▸ AIM OF THE EXERCISE
Nothing may be dropped or altered: reproduce all the data.

^^^^

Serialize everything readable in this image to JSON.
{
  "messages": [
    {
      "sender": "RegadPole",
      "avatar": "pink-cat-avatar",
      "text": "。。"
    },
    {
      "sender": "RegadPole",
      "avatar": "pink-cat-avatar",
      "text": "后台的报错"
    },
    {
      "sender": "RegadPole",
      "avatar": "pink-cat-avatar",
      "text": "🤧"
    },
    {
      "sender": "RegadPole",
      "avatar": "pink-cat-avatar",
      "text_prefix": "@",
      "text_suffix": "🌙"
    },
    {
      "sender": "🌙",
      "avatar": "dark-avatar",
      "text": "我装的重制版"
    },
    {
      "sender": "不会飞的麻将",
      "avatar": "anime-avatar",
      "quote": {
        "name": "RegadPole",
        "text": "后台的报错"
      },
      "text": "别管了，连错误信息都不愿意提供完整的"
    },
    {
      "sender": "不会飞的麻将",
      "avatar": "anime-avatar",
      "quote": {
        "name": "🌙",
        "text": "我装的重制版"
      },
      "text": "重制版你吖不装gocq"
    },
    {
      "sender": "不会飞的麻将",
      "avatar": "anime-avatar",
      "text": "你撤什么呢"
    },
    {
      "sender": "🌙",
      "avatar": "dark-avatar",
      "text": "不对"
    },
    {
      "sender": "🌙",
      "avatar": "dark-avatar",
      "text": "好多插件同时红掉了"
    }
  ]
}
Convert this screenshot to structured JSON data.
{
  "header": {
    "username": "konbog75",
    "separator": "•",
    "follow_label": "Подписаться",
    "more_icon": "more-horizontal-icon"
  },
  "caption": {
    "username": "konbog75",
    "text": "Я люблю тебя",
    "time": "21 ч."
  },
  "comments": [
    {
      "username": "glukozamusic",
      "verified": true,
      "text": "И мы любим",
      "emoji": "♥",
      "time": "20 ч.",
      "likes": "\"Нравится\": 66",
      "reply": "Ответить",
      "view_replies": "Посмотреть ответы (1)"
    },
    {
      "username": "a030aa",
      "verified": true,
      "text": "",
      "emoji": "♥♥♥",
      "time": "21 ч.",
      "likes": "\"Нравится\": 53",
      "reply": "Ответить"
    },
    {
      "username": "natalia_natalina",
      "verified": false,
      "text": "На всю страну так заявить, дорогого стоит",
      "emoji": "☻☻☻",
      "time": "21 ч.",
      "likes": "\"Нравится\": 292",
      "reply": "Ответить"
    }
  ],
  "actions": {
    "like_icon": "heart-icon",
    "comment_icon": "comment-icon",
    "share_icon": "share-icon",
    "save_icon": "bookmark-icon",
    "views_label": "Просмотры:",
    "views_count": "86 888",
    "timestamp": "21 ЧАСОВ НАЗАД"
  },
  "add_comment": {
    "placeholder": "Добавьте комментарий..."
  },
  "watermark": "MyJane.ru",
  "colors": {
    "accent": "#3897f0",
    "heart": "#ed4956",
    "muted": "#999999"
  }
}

^^^^

▸ TASK ANSWER
Serialize everything readable in this image to JSON.
{
  "messages": [
    {
      "sender": "RegadPole",
      "avatar": "pink-cat-avatar",
      "text": "。。"
    },
    {
      "sender": "RegadPole",
      "avatar": "pink-cat-avatar",
      "text": "后台的报错"
    },
    {
      "sender": "RegadPole",
      "avatar": "pink-cat-avatar",
      "text": "🤧"
    },
    {
      "sender": "RegadPole",
      "avatar": "pink-cat-avatar",
      "text_prefix": "@",
      "text_suffix": "🌙"
    },
    {
      "sender": "🌙",
      "avatar": "dark-avatar",
      "text": "我装的重制版"
    },
    {
      "sender": "不会飞的麻将",
      "avatar": "anime-avatar",
      "quote": {
        "name": "RegadPole",
        "text": "后台的报错"
      },
      "text": "别管了，连错误信息都不愿意提供完整的"
    },
    {
      "sender": "不会飞的麻将",
      "avatar": "anime-avatar",
      "quote": {
        "name": "🌙",
        "text": "我装的重制版"
      },
      "text": "重制版你吖不装gocq"
    },
    {
      "sender": "不会飞的麻将",
      "avatar": "anime-avatar",
      "text": "你撤什么呢"
    },
    {
      "sender": "🌙",
      "avatar": "dark-avatar",
      "text": "不对"
    },
    {
      "sender": "🌙",
      "avatar": "dark-avatar",
      "text": "好多插件同时红掉了"
    }
  ]
}
Convert this screenshot to structured JSON data.
{
  "header": {
    "username": "konbog75",
    "separator": "•",
    "follow_label": "Подписаться",
    "more_icon": "more-horizontal-icon"
  },
  "caption": {
    "username": "konbog75",
    "text": "Я люблю тебя",
    "time": "21 ч."
  },
  "comments": [
    {
      "username": "glukozamusic",
      "verified": true,
      "text": "И мы любим",
      "emoji": "♥",
      "time": "20 ч.",
      "likes": "\"Нравится\": 66",
      "reply": "Ответить",
      "view_replies": "Посмотреть ответы (1)"
    },
    {
      "username": "a030aa",
      "verified": true,
      "text": "",
      "emoji": "♥♥♥",
      "time": "21 ч.",
      "likes": "\"Нравится\": 53",
      "reply": "Ответить"
    },
    {
      "username": "natalia_natalina",
      "verified": false,
      "text": "На всю страну так заявить, дорогого стоит",
      "emoji": "☻☻☻",
      "time": "21 ч.",
      "likes": "\"Нравится\": 292",
      "reply": "Ответить"
    }
  ],
  "actions": {
    "like_icon": "heart-icon",
    "comment_icon": "comment-icon",
    "share_icon": "share-icon",
    "save_icon": "bookmark-icon",
    "views_label": "Просмотры:",
    "views_count": "86 888",
    "timestamp": "21 ЧАСОВ НАЗАД"
  },
  "add_comment": {
    "placeholder": "Добавьте комментарий..."
  },
  "watermark": "MyJane.ru",
  "colors": {
    "accent": "#3897f0",
    "heart": "#ed4956",
    "muted": "#999999"
  }
}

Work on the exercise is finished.